Do this = Pick out and copy every row below that contains the word "Other". Case counts.

Data section =
###

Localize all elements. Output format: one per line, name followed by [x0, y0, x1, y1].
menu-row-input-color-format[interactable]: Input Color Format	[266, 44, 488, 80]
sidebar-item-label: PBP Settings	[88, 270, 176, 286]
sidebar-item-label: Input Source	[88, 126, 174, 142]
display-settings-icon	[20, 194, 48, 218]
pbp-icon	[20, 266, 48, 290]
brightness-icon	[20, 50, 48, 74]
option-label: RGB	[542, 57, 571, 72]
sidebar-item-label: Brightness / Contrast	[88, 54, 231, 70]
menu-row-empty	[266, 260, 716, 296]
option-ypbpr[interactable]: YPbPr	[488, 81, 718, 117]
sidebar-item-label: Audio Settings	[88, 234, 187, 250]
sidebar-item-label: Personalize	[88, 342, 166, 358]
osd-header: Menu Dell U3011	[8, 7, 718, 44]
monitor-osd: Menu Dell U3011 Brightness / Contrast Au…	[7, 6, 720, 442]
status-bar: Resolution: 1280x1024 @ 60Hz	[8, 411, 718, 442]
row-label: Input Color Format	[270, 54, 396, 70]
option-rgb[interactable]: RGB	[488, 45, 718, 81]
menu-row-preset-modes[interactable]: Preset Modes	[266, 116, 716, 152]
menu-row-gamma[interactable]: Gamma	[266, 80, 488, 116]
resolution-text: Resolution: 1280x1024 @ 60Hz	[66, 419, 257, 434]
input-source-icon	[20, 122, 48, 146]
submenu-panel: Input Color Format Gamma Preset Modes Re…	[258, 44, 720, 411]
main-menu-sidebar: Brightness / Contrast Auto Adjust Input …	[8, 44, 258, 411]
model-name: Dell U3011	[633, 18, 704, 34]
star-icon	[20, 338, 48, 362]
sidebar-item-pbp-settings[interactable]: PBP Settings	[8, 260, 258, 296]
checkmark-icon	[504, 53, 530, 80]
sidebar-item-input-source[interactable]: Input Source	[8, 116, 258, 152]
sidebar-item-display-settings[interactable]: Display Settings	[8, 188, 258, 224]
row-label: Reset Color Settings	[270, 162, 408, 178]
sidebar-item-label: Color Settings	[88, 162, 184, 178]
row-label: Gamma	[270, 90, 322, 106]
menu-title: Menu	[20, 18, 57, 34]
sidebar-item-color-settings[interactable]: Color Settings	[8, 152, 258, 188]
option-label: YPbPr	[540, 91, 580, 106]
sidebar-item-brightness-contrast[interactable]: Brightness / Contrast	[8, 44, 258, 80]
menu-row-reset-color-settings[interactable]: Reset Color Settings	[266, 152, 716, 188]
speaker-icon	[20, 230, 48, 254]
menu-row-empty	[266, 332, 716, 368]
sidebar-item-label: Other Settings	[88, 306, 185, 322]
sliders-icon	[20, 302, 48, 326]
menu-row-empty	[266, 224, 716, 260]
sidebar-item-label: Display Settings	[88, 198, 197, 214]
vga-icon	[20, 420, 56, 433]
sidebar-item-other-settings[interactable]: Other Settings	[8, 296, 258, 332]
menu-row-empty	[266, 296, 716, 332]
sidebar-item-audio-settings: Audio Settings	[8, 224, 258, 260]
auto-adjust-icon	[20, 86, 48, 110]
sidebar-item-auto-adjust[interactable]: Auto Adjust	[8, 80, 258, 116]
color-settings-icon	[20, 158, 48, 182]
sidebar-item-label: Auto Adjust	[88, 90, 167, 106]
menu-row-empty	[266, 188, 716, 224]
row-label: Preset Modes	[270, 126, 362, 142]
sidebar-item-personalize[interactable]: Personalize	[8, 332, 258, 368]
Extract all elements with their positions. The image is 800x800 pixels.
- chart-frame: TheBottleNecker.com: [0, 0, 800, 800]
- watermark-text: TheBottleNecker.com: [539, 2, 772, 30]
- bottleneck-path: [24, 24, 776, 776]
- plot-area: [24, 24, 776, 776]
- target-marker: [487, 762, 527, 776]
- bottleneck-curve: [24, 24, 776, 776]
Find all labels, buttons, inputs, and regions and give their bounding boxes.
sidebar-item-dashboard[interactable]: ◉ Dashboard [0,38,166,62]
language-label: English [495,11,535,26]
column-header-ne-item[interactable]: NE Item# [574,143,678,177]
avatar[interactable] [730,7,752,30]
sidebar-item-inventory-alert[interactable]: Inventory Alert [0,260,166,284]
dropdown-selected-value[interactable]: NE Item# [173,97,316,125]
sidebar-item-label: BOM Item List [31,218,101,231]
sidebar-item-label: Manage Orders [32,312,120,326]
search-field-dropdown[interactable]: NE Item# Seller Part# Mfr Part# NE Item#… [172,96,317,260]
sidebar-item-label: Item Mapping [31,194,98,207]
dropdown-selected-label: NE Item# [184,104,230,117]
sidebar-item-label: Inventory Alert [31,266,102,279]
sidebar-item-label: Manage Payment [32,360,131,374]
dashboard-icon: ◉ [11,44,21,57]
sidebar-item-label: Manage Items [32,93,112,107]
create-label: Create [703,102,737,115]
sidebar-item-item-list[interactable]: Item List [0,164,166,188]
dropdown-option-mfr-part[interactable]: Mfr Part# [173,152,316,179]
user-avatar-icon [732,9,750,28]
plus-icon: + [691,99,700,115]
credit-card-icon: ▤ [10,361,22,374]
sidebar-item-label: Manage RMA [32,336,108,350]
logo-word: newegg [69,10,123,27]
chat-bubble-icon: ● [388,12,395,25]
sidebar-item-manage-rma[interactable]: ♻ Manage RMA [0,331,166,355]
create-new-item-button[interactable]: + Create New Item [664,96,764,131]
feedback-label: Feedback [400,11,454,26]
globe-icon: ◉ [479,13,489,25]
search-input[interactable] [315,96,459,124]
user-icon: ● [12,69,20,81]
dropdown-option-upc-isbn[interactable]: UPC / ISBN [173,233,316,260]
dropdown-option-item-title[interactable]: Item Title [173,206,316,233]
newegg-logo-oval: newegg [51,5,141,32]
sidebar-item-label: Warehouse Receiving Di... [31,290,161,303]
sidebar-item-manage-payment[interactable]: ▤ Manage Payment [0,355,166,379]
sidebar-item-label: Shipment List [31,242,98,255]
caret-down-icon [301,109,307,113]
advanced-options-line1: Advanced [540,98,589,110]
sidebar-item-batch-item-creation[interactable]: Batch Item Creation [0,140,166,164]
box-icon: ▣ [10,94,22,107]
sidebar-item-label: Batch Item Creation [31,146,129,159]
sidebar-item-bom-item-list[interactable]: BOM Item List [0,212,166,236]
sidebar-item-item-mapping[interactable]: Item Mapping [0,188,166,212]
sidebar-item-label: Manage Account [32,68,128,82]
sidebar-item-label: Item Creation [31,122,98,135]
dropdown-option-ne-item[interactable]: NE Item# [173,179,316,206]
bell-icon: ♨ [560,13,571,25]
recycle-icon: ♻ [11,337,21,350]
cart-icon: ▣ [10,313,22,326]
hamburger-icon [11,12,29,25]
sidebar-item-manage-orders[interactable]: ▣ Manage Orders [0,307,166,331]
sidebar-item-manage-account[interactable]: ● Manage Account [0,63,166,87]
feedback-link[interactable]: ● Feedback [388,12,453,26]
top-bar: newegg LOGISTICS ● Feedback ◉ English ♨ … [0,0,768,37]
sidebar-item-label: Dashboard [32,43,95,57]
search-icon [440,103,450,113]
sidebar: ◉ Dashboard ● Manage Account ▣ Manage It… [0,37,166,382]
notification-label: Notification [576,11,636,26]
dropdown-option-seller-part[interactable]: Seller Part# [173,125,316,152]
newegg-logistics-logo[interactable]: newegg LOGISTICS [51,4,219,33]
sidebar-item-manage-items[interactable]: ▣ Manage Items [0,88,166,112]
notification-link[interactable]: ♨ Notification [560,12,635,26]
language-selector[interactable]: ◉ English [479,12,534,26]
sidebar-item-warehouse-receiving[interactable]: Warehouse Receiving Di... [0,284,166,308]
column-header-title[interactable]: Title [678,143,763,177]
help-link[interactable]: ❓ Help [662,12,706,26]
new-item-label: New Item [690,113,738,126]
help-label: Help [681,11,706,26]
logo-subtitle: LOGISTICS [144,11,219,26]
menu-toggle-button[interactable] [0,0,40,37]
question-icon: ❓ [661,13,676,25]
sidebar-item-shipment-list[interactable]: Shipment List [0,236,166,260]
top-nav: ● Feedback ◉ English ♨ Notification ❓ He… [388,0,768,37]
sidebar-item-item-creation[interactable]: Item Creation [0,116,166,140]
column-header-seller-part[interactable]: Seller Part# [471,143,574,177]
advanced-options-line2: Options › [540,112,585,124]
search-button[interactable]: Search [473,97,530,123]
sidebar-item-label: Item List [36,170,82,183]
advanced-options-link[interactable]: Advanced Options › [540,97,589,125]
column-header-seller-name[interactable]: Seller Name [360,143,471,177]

###

Task response =
sidebar-item-label: Other Settings	[88, 306, 185, 322]
sidebar-item-other-settings[interactable]: Other Settings	[8, 296, 258, 332]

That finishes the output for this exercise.